<<<<

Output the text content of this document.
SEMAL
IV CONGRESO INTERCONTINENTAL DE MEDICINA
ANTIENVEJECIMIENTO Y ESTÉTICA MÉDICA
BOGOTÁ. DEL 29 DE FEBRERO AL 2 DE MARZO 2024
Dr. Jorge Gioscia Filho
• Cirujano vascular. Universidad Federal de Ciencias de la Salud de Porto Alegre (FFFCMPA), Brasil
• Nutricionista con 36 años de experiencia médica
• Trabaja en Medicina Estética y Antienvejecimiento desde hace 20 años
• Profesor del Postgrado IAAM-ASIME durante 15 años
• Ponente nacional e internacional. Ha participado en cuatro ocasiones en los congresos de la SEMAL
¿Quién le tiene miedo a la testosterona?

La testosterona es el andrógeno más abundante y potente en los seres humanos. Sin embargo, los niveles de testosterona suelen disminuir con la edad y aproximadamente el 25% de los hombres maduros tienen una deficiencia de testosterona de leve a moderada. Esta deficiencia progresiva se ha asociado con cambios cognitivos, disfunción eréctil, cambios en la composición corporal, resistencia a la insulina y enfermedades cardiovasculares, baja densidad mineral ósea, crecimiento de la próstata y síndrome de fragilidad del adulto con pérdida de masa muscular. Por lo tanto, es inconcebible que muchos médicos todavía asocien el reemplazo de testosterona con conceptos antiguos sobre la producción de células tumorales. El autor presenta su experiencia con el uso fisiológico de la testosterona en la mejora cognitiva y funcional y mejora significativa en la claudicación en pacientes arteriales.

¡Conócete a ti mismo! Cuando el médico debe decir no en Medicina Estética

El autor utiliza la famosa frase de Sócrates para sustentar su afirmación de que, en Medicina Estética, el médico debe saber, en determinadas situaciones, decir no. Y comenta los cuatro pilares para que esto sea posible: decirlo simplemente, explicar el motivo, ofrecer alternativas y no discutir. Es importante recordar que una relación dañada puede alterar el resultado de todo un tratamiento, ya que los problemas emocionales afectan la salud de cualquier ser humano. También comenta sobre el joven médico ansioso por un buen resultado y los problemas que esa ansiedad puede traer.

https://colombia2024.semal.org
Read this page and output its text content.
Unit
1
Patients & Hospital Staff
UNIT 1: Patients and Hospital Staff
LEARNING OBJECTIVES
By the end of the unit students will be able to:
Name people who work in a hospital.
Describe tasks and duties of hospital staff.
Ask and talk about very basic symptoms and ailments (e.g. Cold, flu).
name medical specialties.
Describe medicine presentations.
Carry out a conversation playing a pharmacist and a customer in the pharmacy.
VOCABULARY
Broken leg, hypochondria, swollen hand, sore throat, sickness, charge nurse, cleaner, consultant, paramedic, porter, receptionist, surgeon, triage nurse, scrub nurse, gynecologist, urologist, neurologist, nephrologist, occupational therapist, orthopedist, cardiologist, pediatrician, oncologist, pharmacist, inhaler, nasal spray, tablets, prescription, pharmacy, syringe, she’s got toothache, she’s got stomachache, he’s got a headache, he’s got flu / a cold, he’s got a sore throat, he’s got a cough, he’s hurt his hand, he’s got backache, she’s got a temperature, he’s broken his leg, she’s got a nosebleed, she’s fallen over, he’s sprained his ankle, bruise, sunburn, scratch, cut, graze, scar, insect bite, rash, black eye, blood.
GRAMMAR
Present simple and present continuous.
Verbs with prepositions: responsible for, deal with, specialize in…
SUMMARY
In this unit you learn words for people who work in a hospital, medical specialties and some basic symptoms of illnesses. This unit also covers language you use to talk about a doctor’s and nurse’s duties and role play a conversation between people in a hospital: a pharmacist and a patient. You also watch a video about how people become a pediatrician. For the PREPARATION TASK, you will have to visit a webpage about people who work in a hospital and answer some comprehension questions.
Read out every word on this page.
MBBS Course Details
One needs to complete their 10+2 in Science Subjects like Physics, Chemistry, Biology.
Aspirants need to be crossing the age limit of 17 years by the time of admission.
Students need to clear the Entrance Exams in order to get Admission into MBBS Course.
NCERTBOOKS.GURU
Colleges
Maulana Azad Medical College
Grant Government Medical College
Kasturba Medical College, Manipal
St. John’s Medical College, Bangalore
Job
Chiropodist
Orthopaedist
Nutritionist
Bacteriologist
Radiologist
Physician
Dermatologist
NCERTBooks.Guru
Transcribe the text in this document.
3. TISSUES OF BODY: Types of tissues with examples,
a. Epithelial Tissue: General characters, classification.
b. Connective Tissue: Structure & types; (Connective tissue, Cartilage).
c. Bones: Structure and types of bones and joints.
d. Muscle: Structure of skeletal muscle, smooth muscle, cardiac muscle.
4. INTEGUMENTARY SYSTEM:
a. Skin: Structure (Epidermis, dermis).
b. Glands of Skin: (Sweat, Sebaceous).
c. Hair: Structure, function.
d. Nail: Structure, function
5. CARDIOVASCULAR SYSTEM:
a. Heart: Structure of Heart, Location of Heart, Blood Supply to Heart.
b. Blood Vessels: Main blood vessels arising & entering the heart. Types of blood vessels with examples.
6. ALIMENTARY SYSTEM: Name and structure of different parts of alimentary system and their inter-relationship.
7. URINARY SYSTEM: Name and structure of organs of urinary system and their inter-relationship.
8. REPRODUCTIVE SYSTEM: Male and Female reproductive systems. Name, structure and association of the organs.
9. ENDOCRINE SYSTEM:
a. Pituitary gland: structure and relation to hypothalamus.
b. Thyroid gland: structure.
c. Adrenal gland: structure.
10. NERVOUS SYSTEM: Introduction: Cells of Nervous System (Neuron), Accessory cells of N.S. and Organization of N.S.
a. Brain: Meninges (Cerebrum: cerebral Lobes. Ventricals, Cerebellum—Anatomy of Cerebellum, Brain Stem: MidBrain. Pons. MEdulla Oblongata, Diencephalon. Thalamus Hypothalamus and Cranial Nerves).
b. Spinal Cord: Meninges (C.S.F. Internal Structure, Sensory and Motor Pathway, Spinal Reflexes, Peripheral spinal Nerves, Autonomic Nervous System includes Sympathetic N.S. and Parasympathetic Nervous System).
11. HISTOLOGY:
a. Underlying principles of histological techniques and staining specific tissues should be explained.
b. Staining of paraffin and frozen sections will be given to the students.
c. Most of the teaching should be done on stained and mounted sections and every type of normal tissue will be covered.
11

>>>>

# [Description of the task]
Please return all lines from the records that hold the word "Nerves".

# [Output]
a. Brain: Meninges (Cerebrum: cerebral Lobes. Ventricals, Cerebellum—Anatomy of Cerebellum, Brain Stem: MidBrain. Pons. MEdulla Oblongata, Diencephalon. Thalamus Hypothalamus and Cranial Nerves).
b. Spinal Cord: Meninges (C.S.F. Internal Structure, Sensory and Motor Pathway, Spinal Reflexes, Peripheral spinal Nerves, Autonomic Nervous System includes Sympathetic N.S. and Parasympathetic Nervous System).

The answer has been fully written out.